+++ TEXT SEGMENT +++

On Fri, 2020-02-07 at 13:20 -0800, Andres Freund wrote:
> Hi,
> 
> On 2020-02-08 07:52:43 +1100, Dave Chinner wrote:
> > On Fri, Feb 07, 2020 at 12:04:20PM -0500, Jeff Layton wrote:
> > > You're probably wondering -- Where are v1 and v2 sets?
> > > The basic idea is to track writeback errors at the superblock level,
> > > so that we can quickly and easily check whether something bad happened
> > > without having to fsync each file individually. syncfs is then changed
> > > to reliably report writeback errors, and a new ioctl is added to allow
> > > userland to get at the current errseq_t value w/o having to sync out
> > > anything.
> > 
> > So what, exactly, can userspace do with this error? It has no idea
> > at all what file the writeback failure occurred on or even
> > what files syncfs() even acted on so there's no obvious error
> > recovery that it could perform on reception of such an error.
> 
> Depends on the application.  For e.g. postgres it'd to be to reset
> in-memory contents and perform WAL replay from the last checkpoint. Due
> to various reasons* it's very hard for us (without major performance
> and/or reliability impact) to fully guarantee that by the time we fsync
> specific files we do so on an old enough fd to guarantee that we'd see
> the an error triggered by background writeback.  But keeping track of
> all potential filesystems data resides on (with one fd open permanently
> for each) and then syncfs()ing them at checkpoint time is quite doable.
> 
> *I can go into details, but it's probably not interesting enough
> 

Do applications (specifically postgresql) need the ability to check
whether there have been writeback errors on a filesystem w/o blocking on
a syncfs() call?  I thought that you had mentioned a specific usecase
for that, but if you're actually ok with syncfs() then we can drop that
part altogether.

> 
> > > - This adds a new generic fs ioctl to allow userland to scrape the
> > >   current superblock's errseq_t value. It may be best to present this
> > >   to userland via fsinfo() instead (once that's merged). I'm fine with
> > >   dropping the last patch for now and reworking it for fsinfo if so.
> > 
> > What, exactly, is this useful for? Why would we consider exposing
> > an internal implementation detail to userspace like this?
> 
> There is, as far as I can tell, so far no way but scraping the kernel
> log to figure out if there have been data loss errors on a
> machine/fs. Even besides app specific reactions like outlined above,
> just generally being able to alert whenever there error count increases
> seems extremely useful.  I'm not sure it makes sense to expose the
> errseq_t bits straight though - seems like it'd enshrine them in
> userspace ABI too much?
> 

Yeah, if we do end up keeping it, I'm leaning toward making this
fetchable via fsinfo() (once that's merged). If we do that, then we'll
split this into a struct with two fields -- the most recent errno and an
opaque token that you can keep to tell whether new errors have been
recorded since.

+++

## WHAT TO PRODUCE
Resume the discussion of tracking writeback errors at the superblock level, picking up right after its final sentence.

+++ PROVIDED DATA +++

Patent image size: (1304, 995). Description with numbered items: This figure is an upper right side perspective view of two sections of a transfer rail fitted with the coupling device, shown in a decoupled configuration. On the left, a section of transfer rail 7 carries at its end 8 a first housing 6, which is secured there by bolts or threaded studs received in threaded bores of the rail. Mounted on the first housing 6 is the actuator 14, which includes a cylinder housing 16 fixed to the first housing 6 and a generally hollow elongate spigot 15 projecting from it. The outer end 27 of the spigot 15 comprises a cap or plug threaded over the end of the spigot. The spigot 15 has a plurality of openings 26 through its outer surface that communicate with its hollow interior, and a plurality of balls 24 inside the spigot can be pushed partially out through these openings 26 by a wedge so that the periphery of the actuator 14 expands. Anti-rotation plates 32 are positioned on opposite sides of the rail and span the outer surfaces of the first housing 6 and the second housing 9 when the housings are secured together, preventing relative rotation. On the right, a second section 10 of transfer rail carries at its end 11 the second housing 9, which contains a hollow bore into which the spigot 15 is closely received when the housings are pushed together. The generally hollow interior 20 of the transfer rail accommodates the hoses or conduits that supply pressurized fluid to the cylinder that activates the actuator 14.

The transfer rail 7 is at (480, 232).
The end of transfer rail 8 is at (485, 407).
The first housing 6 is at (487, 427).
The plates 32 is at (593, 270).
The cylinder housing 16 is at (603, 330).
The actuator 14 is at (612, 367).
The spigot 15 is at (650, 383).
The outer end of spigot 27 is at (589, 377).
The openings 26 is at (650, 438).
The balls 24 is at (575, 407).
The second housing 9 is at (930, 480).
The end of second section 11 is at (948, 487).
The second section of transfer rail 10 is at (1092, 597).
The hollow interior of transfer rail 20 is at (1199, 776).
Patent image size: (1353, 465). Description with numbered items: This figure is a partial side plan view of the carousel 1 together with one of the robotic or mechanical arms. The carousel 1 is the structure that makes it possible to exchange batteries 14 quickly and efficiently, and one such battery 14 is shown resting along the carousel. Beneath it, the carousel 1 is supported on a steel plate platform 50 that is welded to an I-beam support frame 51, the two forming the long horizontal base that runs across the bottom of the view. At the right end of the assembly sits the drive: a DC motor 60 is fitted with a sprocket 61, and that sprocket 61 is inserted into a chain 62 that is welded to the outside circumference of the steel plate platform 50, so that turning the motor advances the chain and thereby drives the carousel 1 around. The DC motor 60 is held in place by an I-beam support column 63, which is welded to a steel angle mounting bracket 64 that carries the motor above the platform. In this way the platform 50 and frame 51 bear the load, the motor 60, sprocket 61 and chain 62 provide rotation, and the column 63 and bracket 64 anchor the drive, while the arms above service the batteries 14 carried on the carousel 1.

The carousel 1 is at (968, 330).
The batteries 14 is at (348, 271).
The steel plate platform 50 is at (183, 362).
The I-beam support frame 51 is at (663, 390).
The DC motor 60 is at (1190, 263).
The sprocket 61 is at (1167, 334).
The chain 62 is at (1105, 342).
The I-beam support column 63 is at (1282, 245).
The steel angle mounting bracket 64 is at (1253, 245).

+++

## ANSWER FOR THIS EXERCISE
I think that should be a little cleaner from an API standpoint. Probably
we can just drop the ioctl, under the assumption that fsinfo() will be
available in 5.7.

Cheers,
-- 
Jeff Layton <jlayton@kernel.org>


^ permalink raw reply	[flat|nested] 15+ messages in thread

* Re: [PATCH v3 0/3] vfs: have syncfs() return error when there are writeback errors
  2020-02-07 22:05     ` Jeff Layton
@ 2020-02-07 22:21       ` Andres Freund
  0 siblings, 0 replies; 15+ messages in thread
From: Andres Freund @ 2020-02-07 22:21 UTC (permalink / raw)
  To: Jeff Layton
  Cc: Dave Chinner, viro, linux-fsdevel, linux-kernel, linux-api,
	willy, dhowells, hch, jack, akpm

Hi,

On 2020-02-07 17:05:28 -0500, Jeff Layton wrote:
> On Fri, 2020-02-07 at 13:20 -0800, Andres Freund wrote:
> > On 2020-02-08 07:52:43 +1100, Dave Chinner wrote:
> > > On Fri, Feb 07, 2020 at 12:04:20PM -0500, Jeff Layton wrote:
> > > > You're probably wondering -- Where are v1 and v2 sets?
> > > > The basic idea is to track writeback errors at the superblock level,
> > > > so that we can quickly and easily check whether something bad happened
> > > > without having to fsync each file individually. syncfs is then changed
> > > > to reliably report writeback errors, and a new ioctl is added to allow
> > > > userland to get at the current errseq_t value w/o having to sync out
> > > > anything.
> > > 
> > > So what, exactly, can userspace do with this error? It has no idea
> > > at all what file the writeback failure occurred on or even
> > > what files syncfs() even acted on so there's no obvious error
> > > recovery that it could perform on reception of such an error.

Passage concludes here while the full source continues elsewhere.